# Figure contents as structured data
━━━━━━━━━━━━━━━━━━━━━━━━━━━━━━
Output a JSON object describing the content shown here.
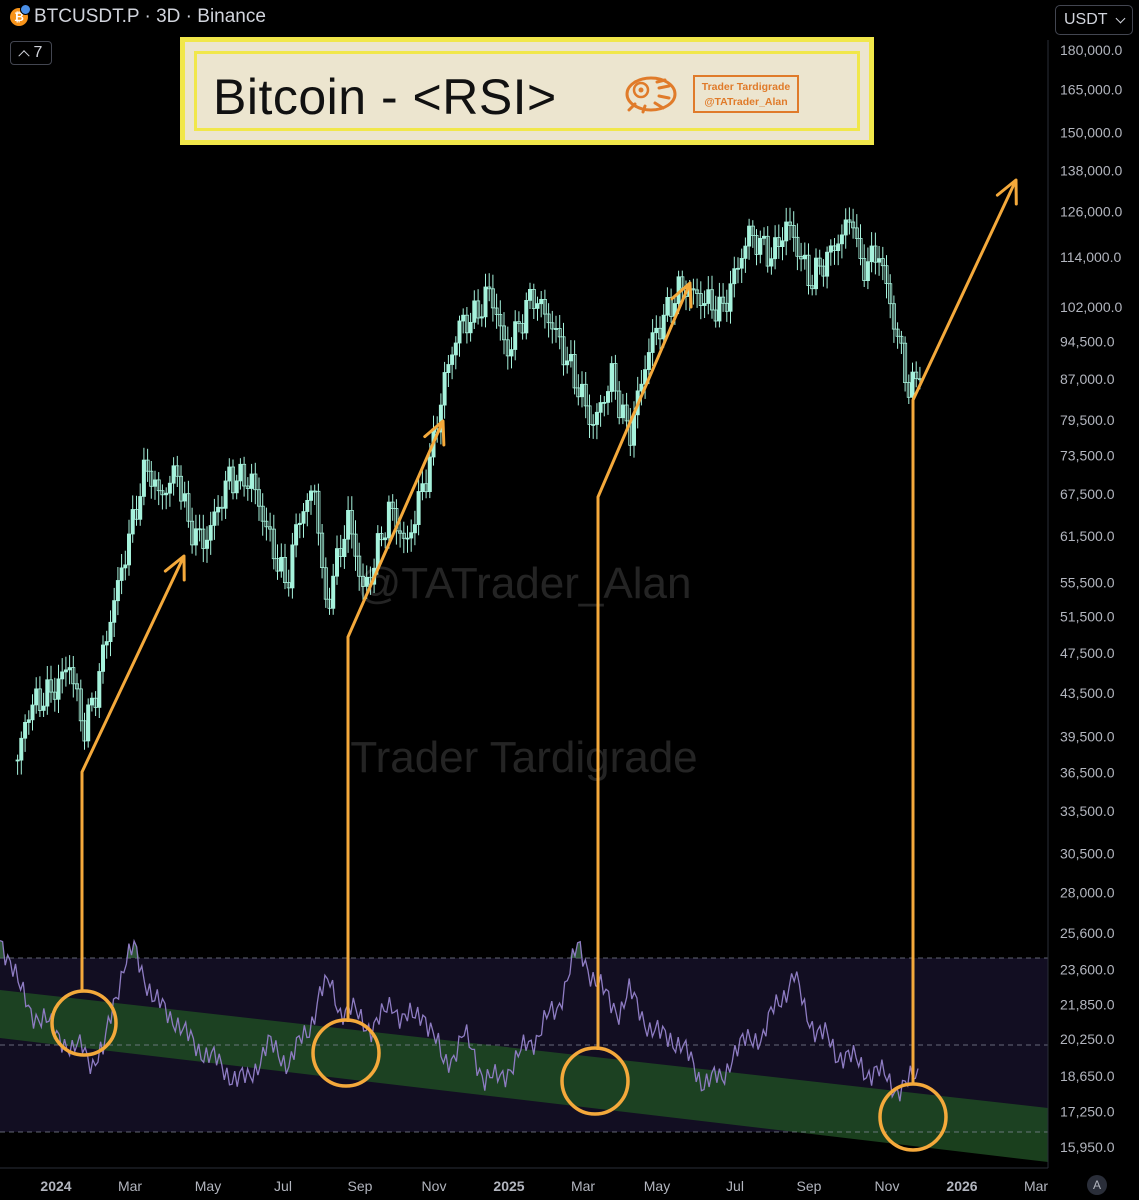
{
  "header": {
    "symbol_line": "BTCUSDT.P · 3D · Binance",
    "indicator_count": "7",
    "currency": "USDT",
    "btc_glyph": "₿",
    "auto_label": "A"
  },
  "title_box": {
    "title": "Bitcoin - <RSI>",
    "brand_line1": "Trader Tardigrade",
    "brand_line2": "@TATrader_Alan",
    "logo_icon": "tardigrade-logo-icon"
  },
  "watermarks": [
    "@TATrader_Alan",
    "Trader Tardigrade"
  ],
  "colors": {
    "candle": "#a6f2dc",
    "rsi_line": "#8e7cc3",
    "annotation": "#f4a93b",
    "channel": "#1f4a22",
    "title_border": "#f1e74a",
    "brand": "#e07b2a"
  },
  "chart_data": [
    {
      "type": "candlestick",
      "title": "",
      "scale": "log",
      "y_axis_ticks": [
        "180,000.0",
        "165,000.0",
        "150,000.0",
        "138,000.0",
        "126,000.0",
        "114,000.0",
        "102,000.0",
        "94,500.0",
        "87,000.0",
        "79,500.0",
        "73,500.0",
        "67,500.0",
        "61,500.0",
        "55,500.0",
        "51,500.0",
        "47,500.0",
        "43,500.0",
        "39,500.0",
        "36,500.0",
        "33,500.0",
        "30,500.0",
        "28,000.0",
        "25,600.0",
        "23,600.0",
        "21,850.0",
        "20,250.0",
        "18,650.0",
        "17,250.0",
        "15,950.0"
      ],
      "x_axis_ticks": [
        "2024",
        "Mar",
        "May",
        "Jul",
        "Sep",
        "Nov",
        "2025",
        "Mar",
        "May",
        "Jul",
        "Sep",
        "Nov",
        "2026",
        "Mar"
      ],
      "x_axis_bold": [
        "2024",
        "2025",
        "2026"
      ],
      "price_path": [
        {
          "date": "2023-12-01",
          "close": 37500
        },
        {
          "date": "2023-12-10",
          "close": 42000
        },
        {
          "date": "2024-01-01",
          "close": 44000
        },
        {
          "date": "2024-01-12",
          "close": 46500
        },
        {
          "date": "2024-01-23",
          "close": 40000
        },
        {
          "date": "2024-02-01",
          "close": 43000
        },
        {
          "date": "2024-02-15",
          "close": 52000
        },
        {
          "date": "2024-03-01",
          "close": 62000
        },
        {
          "date": "2024-03-14",
          "close": 72000
        },
        {
          "date": "2024-03-25",
          "close": 67000
        },
        {
          "date": "2024-04-08",
          "close": 71000
        },
        {
          "date": "2024-04-17",
          "close": 63000
        },
        {
          "date": "2024-04-30",
          "close": 60500
        },
        {
          "date": "2024-05-20",
          "close": 70000
        },
        {
          "date": "2024-06-07",
          "close": 69500
        },
        {
          "date": "2024-06-24",
          "close": 60000
        },
        {
          "date": "2024-07-05",
          "close": 55000
        },
        {
          "date": "2024-07-15",
          "close": 64000
        },
        {
          "date": "2024-07-29",
          "close": 68500
        },
        {
          "date": "2024-08-05",
          "close": 52000
        },
        {
          "date": "2024-08-24",
          "close": 64000
        },
        {
          "date": "2024-09-06",
          "close": 54000
        },
        {
          "date": "2024-09-27",
          "close": 65500
        },
        {
          "date": "2024-10-10",
          "close": 60000
        },
        {
          "date": "2024-10-29",
          "close": 72500
        },
        {
          "date": "2024-11-11",
          "close": 88000
        },
        {
          "date": "2024-11-22",
          "close": 98000
        },
        {
          "date": "2024-12-05",
          "close": 100000
        },
        {
          "date": "2024-12-17",
          "close": 106000
        },
        {
          "date": "2024-12-30",
          "close": 92000
        },
        {
          "date": "2025-01-20",
          "close": 105000
        },
        {
          "date": "2025-02-05",
          "close": 98000
        },
        {
          "date": "2025-02-25",
          "close": 86000
        },
        {
          "date": "2025-03-10",
          "close": 78500
        },
        {
          "date": "2025-03-25",
          "close": 87500
        },
        {
          "date": "2025-04-08",
          "close": 76500
        },
        {
          "date": "2025-04-25",
          "close": 94000
        },
        {
          "date": "2025-05-20",
          "close": 107000
        },
        {
          "date": "2025-06-05",
          "close": 104000
        },
        {
          "date": "2025-06-22",
          "close": 101000
        },
        {
          "date": "2025-07-14",
          "close": 120000
        },
        {
          "date": "2025-08-02",
          "close": 114000
        },
        {
          "date": "2025-08-14",
          "close": 123000
        },
        {
          "date": "2025-09-01",
          "close": 108000
        },
        {
          "date": "2025-09-20",
          "close": 116000
        },
        {
          "date": "2025-10-06",
          "close": 125000
        },
        {
          "date": "2025-10-11",
          "close": 111000
        },
        {
          "date": "2025-10-27",
          "close": 115000
        },
        {
          "date": "2025-11-21",
          "close": 84000
        },
        {
          "date": "2025-12-01",
          "close": 91000
        }
      ],
      "annotations": [
        "arrow from late-Jan 2024 RSI low up to Apr 2024",
        "arrow from Sep 2024 RSI low up to Nov 2024",
        "arrow from Apr 2025 RSI low up to Jun 2025",
        "arrow from Dec 2025 RSI low up to beyond chart edge"
      ]
    },
    {
      "type": "line",
      "title": "",
      "series": [
        {
          "values": [
            74,
            70,
            62,
            58,
            56,
            54,
            52,
            48,
            50,
            46,
            48,
            60,
            68,
            72,
            66,
            60,
            58,
            56,
            52,
            50,
            48,
            46,
            44,
            42,
            42,
            46,
            50,
            48,
            46,
            50,
            54,
            62,
            64,
            58,
            58,
            56,
            54,
            56,
            60,
            56,
            56,
            58,
            52,
            46,
            48,
            52,
            48,
            42,
            42,
            44,
            46,
            50,
            52,
            56,
            58,
            66,
            72,
            68,
            64,
            60,
            58,
            62,
            58,
            54,
            52,
            52,
            50,
            46,
            42,
            42,
            42,
            48,
            50,
            52,
            52,
            58,
            62,
            66,
            58,
            54,
            52,
            48,
            48,
            46,
            44,
            44,
            42,
            40,
            41,
            43
          ]
        }
      ],
      "upper_band": 70,
      "lower_band": 30,
      "mid_line": 50,
      "channel": "descending green support channel",
      "highlighted_lows": [
        "2024-01-23",
        "2024-09-06",
        "2025-04-08",
        "2025-11-21"
      ]
    }
  ]
}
━━━━━━━━━━━━━━━━━━━━━━━━━━━━━━
# STATED PROBLEM
Leave out every picture and copy the rest of the records exactly.

# REPLY TO THE TASK
Output a JSON object describing the content shown here.
{
  "header": {
    "symbol_line": "BTCUSDT.P · 3D · Binance",
    "indicator_count": "7",
    "currency": "USDT",
    "btc_glyph": "₿",
    "auto_label": "A"
  },
  "title_box": {
    "title": "Bitcoin - <RSI>",
    "brand_line1": "Trader Tardigrade",
    "brand_line2": "@TATrader_Alan",
    "logo_icon": "tardigrade-logo-icon"
  },
  "watermarks": [
    "@TATrader_Alan",
    "Trader Tardigrade"
  ],
  "colors": {
    "candle": "#a6f2dc",
    "rsi_line": "#8e7cc3",
    "annotation": "#f4a93b",
    "channel": "#1f4a22",
    "title_border": "#f1e74a",
    "brand": "#e07b2a"
  },
  "chart_data": [
    {
      "type": "candlestick",
      "title": "",
      "scale": "log",
      "y_axis_ticks": [
        "180,000.0",
        "165,000.0",
        "150,000.0",
        "138,000.0",
        "126,000.0",
        "114,000.0",
        "102,000.0",
        "94,500.0",
        "87,000.0",
        "79,500.0",
        "73,500.0",
        "67,500.0",
        "61,500.0",
        "55,500.0",
        "51,500.0",
        "47,500.0",
        "43,500.0",
        "39,500.0",
        "36,500.0",
        "33,500.0",
        "30,500.0",
        "28,000.0",
        "25,600.0",
        "23,600.0",
        "21,850.0",
        "20,250.0",
        "18,650.0",
        "17,250.0",
        "15,950.0"
      ],
      "x_axis_ticks": [
        "2024",
        "Mar",
        "May",
        "Jul",
        "Sep",
        "Nov",
        "2025",
        "Mar",
        "May",
        "Jul",
        "Sep",
        "Nov",
        "2026",
        "Mar"
      ],
      "x_axis_bold": [
        "2024",
        "2025",
        "2026"
      ],
      "price_path": [
        {
          "date": "2023-12-01",
          "close": 37500
        },
        {
          "date": "2023-12-10",
          "close": 42000
        },
        {
          "date": "2024-01-01",
          "close": 44000
        },
        {
          "date": "2024-01-12",
          "close": 46500
        },
        {
          "date": "2024-01-23",
          "close": 40000
        },
        {
          "date": "2024-02-01",
          "close": 43000
        },
        {
          "date": "2024-02-15",
          "close": 52000
        },
        {
          "date": "2024-03-01",
          "close": 62000
        },
        {
          "date": "2024-03-14",
          "close": 72000
        },
        {
          "date": "2024-03-25",
          "close": 67000
        },
        {
          "date": "2024-04-08",
          "close": 71000
        },
        {
          "date": "2024-04-17",
          "close": 63000
        },
        {
          "date": "2024-04-30",
          "close": 60500
        },
        {
          "date": "2024-05-20",
          "close": 70000
        },
        {
          "date": "2024-06-07",
          "close": 69500
        },
        {
          "date": "2024-06-24",
          "close": 60000
        },
        {
          "date": "2024-07-05",
          "close": 55000
        },
        {
          "date": "2024-07-15",
          "close": 64000
        },
        {
          "date": "2024-07-29",
          "close": 68500
        },
        {
          "date": "2024-08-05",
          "close": 52000
        },
        {
          "date": "2024-08-24",
          "close": 64000
        },
        {
          "date": "2024-09-06",
          "close": 54000
        },
        {
          "date": "2024-09-27",
          "close": 65500
        },
        {
          "date": "2024-10-10",
          "close": 60000
        },
        {
          "date": "2024-10-29",
          "close": 72500
        },
        {
          "date": "2024-11-11",
          "close": 88000
        },
        {
          "date": "2024-11-22",
          "close": 98000
        },
        {
          "date": "2024-12-05",
          "close": 100000
        },
        {
          "date": "2024-12-17",
          "close": 106000
        },
        {
          "date": "2024-12-30",
          "close": 92000
        },
        {
          "date": "2025-01-20",
          "close": 105000
        },
        {
          "date": "2025-02-05",
          "close": 98000
        },
        {
          "date": "2025-02-25",
          "close": 86000
        },
        {
          "date": "2025-03-10",
          "close": 78500
        },
        {
          "date": "2025-03-25",
          "close": 87500
        },
        {
          "date": "2025-04-08",
          "close": 76500
        },
        {
          "date": "2025-04-25",
          "close": 94000
        },
        {
          "date": "2025-05-20",
          "close": 107000
        },
        {
          "date": "2025-06-05",
          "close": 104000
        },
        {
          "date": "2025-06-22",
          "close": 101000
        },
        {
          "date": "2025-07-14",
          "close": 120000
        },
        {
          "date": "2025-08-02",
          "close": 114000
        },
        {
          "date": "2025-08-14",
          "close": 123000
        },
        {
          "date": "2025-09-01",
          "close": 108000
        },
        {
          "date": "2025-09-20",
          "close": 116000
        },
        {
          "date": "2025-10-06",
          "close": 125000
        },
        {
          "date": "2025-10-11",
          "close": 111000
        },
        {
          "date": "2025-10-27",
          "close": 115000
        },
        {
          "date": "2025-11-21",
          "close": 84000
        },
        {
          "date": "2025-12-01",
          "close": 91000
        }
      ],
      "annotations": [
        "arrow from late-Jan 2024 RSI low up to Apr 2024",
        "arrow from Sep 2024 RSI low up to Nov 2024",
        "arrow from Apr 2025 RSI low up to Jun 2025",
        "arrow from Dec 2025 RSI low up to beyond chart edge"
      ]
    },
    {
      "type": "line",
      "title": "",
      "series": [
        {
          "values": [
            74,
            70,
            62,
            58,
            56,
            54,
            52,
            48,
            50,
            46,
            48,
            60,
            68,
            72,
            66,
            60,
            58,
            56,
            52,
            50,
            48,
            46,
            44,
            42,
            42,
            46,
            50,
            48,
            46,
            50,
            54,
            62,
            64,
            58,
            58,
            56,
            54,
            56,
            60,
            56,
            56,
            58,
            52,
            46,
            48,
            52,
            48,
            42,
            42,
            44,
            46,
            50,
            52,
            56,
            58,
            66,
            72,
            68,
            64,
            60,
            58,
            62,
            58,
            54,
            52,
            52,
            50,
            46,
            42,
            42,
            42,
            48,
            50,
            52,
            52,
            58,
            62,
            66,
            58,
            54,
            52,
            48,
            48,
            46,
            44,
            44,
            42,
            40,
            41,
            43
          ]
        }
      ],
      "upper_band": 70,
      "lower_band": 30,
      "mid_line": 50,
      "channel": "descending green support channel",
      "highlighted_lows": [
        "2024-01-23",
        "2024-09-06",
        "2025-04-08",
        "2025-11-21"
      ]
    }
  ]
}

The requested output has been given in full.